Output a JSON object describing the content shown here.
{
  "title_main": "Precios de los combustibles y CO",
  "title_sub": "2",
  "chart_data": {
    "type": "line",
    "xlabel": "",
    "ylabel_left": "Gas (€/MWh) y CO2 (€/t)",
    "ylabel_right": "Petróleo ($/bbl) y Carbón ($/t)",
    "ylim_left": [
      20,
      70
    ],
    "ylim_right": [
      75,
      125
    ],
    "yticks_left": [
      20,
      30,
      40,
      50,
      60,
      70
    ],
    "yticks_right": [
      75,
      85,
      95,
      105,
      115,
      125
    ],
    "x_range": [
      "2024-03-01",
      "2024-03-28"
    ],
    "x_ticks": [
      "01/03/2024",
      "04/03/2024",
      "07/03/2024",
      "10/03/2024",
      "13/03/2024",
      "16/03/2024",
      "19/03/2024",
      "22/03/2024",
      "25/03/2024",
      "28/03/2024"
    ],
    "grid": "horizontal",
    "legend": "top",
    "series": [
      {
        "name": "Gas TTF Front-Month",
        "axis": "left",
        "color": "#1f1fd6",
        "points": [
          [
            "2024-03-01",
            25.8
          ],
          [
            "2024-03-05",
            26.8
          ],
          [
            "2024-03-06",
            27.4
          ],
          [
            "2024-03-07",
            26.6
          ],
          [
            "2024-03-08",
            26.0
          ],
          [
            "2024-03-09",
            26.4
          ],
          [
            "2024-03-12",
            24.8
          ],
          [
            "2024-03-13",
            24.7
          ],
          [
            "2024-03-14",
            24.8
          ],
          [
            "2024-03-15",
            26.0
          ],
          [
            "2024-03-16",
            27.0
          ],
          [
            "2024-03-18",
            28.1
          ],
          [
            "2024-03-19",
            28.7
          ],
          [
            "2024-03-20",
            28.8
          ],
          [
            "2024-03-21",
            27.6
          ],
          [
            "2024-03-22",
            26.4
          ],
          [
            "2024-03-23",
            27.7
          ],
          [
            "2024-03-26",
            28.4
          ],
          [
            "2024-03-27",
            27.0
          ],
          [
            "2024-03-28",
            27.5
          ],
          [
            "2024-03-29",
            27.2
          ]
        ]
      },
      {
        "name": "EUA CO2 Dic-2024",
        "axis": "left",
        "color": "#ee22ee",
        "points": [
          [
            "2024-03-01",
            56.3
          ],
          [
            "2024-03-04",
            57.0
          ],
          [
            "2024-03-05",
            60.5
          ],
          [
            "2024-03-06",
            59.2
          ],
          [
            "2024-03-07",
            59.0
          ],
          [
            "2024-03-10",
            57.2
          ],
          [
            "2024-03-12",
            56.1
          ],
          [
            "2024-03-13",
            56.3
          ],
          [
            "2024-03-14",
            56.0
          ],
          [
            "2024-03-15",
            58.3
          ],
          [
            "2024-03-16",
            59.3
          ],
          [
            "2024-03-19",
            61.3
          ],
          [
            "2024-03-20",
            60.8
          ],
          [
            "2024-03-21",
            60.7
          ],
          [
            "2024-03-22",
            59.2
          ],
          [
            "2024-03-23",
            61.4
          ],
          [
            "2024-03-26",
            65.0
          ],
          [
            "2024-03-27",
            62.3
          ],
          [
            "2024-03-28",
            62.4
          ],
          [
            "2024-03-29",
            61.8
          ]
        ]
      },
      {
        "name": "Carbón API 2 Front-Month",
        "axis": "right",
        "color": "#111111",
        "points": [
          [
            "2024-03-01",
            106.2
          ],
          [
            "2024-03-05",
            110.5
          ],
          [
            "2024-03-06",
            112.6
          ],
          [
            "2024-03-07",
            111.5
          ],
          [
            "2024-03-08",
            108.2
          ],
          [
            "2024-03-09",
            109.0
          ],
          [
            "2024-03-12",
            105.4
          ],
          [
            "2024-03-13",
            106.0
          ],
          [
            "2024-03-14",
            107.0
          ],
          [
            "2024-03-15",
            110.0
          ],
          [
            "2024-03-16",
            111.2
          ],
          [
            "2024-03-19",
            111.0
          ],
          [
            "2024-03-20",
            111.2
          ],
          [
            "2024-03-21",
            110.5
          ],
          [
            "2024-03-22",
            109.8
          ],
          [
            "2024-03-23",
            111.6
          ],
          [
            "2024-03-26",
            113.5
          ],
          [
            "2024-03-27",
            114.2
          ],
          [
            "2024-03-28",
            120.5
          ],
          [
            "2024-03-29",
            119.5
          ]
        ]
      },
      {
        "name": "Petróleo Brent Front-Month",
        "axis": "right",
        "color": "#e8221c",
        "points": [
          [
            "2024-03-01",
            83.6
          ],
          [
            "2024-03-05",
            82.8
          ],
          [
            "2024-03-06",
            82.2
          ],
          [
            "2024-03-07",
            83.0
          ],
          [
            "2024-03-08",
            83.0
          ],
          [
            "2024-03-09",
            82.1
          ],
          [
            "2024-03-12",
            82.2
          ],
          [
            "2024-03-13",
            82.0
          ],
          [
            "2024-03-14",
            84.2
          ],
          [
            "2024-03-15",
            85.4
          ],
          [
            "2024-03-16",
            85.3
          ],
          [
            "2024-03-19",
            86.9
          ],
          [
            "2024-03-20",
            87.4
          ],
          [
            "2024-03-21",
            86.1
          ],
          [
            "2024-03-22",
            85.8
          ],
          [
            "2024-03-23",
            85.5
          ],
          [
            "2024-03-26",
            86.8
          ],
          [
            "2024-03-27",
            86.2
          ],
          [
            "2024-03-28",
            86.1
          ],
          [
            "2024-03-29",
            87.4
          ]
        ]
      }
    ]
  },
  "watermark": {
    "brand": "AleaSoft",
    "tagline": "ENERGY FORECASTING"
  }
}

_Requirement_. Identify each line holding the string "color", and copy it out.

_Task result_.
        "color": "#1f1fd6",
        "color": "#ee22ee",
        "color": "#111111",
        "color": "#e8221c",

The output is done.